▶ [The request] Bring together all lines of the material below that contain the string "title".

▶ [Task material]
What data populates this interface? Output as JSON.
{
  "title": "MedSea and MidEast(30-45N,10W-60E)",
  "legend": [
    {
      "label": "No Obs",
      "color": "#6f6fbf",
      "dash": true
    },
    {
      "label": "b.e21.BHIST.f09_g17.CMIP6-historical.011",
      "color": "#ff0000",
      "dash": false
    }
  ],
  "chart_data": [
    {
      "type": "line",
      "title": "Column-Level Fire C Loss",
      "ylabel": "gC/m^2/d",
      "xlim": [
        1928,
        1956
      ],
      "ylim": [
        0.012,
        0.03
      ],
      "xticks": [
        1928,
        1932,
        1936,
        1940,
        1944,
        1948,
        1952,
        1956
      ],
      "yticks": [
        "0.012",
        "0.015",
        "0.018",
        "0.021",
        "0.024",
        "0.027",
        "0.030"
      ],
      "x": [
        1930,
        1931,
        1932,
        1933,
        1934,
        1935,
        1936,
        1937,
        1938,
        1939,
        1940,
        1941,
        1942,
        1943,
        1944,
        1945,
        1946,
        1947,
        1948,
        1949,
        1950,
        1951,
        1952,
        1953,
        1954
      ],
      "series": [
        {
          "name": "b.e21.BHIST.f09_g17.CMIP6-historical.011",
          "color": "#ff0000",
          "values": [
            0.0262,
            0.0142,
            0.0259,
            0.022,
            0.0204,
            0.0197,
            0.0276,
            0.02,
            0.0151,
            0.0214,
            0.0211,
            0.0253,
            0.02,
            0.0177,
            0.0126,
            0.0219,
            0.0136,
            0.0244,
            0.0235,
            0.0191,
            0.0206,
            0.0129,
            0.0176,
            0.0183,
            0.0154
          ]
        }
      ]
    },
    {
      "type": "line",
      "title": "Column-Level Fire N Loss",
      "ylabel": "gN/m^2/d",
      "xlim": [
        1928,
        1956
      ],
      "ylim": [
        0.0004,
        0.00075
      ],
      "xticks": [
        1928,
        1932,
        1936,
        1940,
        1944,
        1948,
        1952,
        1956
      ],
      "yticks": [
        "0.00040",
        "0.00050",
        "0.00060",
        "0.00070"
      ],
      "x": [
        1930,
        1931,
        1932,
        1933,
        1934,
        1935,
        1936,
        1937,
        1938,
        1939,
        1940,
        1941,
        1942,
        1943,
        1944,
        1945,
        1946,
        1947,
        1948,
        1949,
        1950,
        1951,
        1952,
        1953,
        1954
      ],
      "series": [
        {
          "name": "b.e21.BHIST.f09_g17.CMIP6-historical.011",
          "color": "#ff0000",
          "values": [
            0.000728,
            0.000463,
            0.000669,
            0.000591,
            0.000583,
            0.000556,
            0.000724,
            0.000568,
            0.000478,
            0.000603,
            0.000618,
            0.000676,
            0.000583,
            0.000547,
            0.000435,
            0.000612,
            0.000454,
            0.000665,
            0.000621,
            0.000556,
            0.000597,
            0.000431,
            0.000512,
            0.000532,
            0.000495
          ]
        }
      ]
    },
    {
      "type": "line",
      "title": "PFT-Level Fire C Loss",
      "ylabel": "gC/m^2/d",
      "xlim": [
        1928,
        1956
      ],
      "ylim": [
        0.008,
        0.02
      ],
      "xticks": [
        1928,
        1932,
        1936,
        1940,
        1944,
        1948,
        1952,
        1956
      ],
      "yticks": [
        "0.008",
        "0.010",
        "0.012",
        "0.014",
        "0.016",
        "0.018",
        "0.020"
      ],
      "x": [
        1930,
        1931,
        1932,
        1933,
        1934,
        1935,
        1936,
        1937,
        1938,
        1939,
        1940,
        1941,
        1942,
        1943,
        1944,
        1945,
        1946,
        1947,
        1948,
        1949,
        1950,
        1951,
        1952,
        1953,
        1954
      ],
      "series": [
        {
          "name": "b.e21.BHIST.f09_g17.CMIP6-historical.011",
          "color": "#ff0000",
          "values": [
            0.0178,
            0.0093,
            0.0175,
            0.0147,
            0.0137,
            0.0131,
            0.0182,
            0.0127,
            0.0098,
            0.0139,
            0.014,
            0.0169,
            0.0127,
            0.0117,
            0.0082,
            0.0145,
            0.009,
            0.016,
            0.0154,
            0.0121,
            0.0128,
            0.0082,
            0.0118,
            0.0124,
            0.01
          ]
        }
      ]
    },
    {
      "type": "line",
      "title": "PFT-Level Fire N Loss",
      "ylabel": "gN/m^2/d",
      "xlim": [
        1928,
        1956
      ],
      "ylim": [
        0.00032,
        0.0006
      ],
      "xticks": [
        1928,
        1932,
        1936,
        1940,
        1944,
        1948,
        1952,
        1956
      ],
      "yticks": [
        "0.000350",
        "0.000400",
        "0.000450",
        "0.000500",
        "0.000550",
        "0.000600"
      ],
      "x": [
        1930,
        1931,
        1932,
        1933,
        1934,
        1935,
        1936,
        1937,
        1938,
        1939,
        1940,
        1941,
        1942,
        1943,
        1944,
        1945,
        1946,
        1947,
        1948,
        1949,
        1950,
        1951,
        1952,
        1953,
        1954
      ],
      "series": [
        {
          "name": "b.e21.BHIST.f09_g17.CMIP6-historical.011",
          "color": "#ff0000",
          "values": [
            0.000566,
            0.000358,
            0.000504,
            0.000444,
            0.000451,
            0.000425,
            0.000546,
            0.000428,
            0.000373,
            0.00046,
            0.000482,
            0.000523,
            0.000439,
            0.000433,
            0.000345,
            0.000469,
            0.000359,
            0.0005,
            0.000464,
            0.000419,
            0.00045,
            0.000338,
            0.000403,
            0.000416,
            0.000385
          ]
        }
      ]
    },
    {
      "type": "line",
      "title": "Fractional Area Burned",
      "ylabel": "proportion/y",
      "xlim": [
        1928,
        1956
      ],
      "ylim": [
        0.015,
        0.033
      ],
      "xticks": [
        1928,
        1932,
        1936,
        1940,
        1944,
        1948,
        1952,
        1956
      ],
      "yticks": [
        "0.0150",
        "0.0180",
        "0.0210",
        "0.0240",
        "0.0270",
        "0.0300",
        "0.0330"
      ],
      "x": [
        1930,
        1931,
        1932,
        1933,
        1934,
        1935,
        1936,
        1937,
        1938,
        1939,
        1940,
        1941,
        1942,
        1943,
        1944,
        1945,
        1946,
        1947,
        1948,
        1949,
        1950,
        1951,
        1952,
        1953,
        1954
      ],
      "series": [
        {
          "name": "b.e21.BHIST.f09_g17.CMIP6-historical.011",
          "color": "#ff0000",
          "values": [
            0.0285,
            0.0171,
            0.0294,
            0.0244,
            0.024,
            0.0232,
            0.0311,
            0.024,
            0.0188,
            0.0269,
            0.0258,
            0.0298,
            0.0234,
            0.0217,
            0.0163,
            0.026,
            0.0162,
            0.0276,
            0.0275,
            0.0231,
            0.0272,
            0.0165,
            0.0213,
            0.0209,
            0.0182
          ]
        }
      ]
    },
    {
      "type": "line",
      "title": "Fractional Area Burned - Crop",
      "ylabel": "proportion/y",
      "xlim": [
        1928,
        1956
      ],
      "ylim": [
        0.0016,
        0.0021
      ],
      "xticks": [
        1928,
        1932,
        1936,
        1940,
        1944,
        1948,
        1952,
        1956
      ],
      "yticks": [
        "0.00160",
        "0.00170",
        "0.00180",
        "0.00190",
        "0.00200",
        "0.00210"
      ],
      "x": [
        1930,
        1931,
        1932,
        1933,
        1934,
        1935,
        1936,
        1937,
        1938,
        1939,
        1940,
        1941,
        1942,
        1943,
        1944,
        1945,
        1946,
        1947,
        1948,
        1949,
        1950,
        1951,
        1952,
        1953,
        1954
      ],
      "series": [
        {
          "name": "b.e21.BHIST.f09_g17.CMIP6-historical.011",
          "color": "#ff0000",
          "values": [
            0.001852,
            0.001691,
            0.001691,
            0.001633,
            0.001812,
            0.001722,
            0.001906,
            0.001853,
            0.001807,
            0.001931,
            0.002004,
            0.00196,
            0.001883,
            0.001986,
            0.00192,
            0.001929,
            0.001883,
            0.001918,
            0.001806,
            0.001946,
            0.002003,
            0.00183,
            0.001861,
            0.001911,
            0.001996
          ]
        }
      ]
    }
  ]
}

▶ [The output]
  "title": "MedSea and MidEast(30-45N,10W-60E)",
      "title": "Column-Level Fire C Loss",
      "title": "Column-Level Fire N Loss",
      "title": "PFT-Level Fire C Loss",
      "title": "PFT-Level Fire N Loss",
      "title": "Fractional Area Burned",
      "title": "Fractional Area Burned - Crop",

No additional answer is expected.